Determine how many lines contain the string "title". Respond with that number and nothing more.

BEGIN Input for this task

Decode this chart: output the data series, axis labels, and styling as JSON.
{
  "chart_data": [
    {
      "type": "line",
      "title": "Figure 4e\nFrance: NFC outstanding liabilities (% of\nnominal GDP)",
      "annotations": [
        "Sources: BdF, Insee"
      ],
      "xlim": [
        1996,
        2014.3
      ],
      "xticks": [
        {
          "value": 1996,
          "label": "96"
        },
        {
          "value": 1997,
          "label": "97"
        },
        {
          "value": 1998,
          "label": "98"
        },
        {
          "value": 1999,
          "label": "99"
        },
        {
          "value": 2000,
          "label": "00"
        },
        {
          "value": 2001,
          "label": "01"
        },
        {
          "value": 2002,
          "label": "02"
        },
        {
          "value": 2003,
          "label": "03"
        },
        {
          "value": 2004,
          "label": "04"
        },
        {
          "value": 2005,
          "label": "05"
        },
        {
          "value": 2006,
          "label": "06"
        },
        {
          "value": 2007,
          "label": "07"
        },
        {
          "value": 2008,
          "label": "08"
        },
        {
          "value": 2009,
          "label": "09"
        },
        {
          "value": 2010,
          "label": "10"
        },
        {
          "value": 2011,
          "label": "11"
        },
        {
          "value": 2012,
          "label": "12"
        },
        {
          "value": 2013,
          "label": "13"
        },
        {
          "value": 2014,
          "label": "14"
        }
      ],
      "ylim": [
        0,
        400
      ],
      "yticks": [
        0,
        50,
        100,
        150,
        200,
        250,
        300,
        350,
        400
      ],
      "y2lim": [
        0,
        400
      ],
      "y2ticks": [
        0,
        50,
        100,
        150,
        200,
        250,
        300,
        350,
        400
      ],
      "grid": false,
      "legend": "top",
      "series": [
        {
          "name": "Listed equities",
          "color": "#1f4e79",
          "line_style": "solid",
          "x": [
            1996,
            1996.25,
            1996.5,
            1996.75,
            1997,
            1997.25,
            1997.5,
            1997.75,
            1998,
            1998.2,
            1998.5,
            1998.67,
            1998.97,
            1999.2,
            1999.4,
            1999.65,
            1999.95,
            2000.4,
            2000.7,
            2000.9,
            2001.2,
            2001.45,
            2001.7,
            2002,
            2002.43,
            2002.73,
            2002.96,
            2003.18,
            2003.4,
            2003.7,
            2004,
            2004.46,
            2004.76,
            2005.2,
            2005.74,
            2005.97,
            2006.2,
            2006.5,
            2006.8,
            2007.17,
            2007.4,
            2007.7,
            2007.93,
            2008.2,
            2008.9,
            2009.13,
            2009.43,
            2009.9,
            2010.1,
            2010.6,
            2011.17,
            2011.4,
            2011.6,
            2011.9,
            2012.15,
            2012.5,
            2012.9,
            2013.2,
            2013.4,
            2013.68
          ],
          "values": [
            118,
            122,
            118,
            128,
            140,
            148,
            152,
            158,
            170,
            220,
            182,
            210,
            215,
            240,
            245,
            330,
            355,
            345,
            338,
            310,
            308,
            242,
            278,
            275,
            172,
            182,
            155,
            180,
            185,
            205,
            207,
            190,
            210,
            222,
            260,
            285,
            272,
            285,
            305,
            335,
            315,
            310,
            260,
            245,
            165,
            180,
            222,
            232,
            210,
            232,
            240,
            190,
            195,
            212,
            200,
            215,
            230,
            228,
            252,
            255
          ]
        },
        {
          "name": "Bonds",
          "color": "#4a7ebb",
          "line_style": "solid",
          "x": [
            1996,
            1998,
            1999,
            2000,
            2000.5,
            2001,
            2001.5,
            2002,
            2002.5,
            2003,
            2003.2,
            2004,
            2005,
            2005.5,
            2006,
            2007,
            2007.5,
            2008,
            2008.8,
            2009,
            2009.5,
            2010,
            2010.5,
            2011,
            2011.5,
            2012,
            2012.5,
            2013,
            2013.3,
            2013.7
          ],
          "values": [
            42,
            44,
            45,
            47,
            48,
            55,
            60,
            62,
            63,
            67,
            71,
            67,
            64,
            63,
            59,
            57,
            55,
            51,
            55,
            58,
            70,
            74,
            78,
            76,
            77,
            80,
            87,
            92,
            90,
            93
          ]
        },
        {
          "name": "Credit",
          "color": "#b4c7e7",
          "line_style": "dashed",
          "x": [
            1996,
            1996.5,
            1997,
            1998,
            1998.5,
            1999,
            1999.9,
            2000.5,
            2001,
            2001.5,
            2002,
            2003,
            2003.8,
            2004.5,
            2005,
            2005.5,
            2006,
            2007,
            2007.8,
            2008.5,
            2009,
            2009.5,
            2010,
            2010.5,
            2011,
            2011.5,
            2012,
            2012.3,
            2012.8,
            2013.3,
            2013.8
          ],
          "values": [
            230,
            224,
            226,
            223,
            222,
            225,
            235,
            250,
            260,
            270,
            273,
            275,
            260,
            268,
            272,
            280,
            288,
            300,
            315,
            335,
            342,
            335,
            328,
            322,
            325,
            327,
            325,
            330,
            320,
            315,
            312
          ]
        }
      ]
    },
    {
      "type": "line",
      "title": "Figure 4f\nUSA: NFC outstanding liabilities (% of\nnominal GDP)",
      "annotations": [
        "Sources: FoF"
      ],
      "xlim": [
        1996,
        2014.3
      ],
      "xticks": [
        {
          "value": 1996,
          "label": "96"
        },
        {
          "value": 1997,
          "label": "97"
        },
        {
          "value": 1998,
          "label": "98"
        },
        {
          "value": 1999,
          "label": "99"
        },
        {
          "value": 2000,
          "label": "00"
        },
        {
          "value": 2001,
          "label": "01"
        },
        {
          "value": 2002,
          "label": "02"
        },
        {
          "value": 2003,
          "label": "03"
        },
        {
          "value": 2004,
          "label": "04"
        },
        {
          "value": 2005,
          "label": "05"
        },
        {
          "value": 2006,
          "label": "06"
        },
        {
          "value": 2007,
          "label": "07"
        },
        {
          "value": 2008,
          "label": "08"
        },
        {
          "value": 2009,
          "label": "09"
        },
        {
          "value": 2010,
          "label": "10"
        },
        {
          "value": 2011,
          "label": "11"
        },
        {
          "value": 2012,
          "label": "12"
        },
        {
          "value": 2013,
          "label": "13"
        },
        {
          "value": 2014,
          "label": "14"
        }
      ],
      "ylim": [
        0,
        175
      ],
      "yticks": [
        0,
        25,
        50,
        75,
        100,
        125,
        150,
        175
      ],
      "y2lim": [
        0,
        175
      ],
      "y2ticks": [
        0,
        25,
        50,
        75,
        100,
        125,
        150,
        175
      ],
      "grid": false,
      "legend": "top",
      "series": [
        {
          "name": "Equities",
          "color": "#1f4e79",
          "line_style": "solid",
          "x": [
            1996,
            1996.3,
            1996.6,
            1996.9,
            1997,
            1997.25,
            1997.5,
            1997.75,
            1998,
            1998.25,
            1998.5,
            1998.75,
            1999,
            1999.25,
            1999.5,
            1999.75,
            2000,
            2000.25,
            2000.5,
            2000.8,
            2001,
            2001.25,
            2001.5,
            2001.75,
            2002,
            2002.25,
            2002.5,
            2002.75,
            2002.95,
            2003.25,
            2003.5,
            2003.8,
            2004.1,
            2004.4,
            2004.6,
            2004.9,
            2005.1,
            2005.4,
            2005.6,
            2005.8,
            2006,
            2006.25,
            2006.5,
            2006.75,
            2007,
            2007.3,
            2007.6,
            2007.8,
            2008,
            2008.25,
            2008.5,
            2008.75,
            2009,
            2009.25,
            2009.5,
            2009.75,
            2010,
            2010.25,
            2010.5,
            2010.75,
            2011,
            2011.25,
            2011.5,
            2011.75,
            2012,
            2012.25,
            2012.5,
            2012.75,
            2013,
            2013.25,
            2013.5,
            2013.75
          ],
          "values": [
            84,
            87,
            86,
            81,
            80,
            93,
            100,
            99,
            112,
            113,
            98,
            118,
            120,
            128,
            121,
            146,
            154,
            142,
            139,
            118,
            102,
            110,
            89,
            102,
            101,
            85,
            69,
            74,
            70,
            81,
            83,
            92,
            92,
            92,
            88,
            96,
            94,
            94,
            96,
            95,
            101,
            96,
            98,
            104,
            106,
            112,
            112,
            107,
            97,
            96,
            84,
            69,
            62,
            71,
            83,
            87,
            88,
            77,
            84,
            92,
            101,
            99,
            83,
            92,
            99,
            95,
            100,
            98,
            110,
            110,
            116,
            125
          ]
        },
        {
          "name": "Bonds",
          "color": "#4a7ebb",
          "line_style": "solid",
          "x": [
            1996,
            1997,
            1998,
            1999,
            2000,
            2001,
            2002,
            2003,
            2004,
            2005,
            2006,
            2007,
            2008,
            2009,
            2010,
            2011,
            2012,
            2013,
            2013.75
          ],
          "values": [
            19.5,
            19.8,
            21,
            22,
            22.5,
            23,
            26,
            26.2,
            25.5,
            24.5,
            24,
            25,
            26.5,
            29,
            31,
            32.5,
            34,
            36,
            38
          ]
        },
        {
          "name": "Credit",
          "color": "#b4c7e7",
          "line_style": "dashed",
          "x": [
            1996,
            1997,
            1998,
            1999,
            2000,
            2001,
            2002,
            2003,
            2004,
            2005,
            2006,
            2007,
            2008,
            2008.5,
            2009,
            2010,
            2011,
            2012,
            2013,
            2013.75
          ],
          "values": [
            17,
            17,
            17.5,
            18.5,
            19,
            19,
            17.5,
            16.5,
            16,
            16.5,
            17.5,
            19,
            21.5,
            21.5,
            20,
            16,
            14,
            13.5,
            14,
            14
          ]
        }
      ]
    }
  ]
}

END Input for this task

Worked answer
2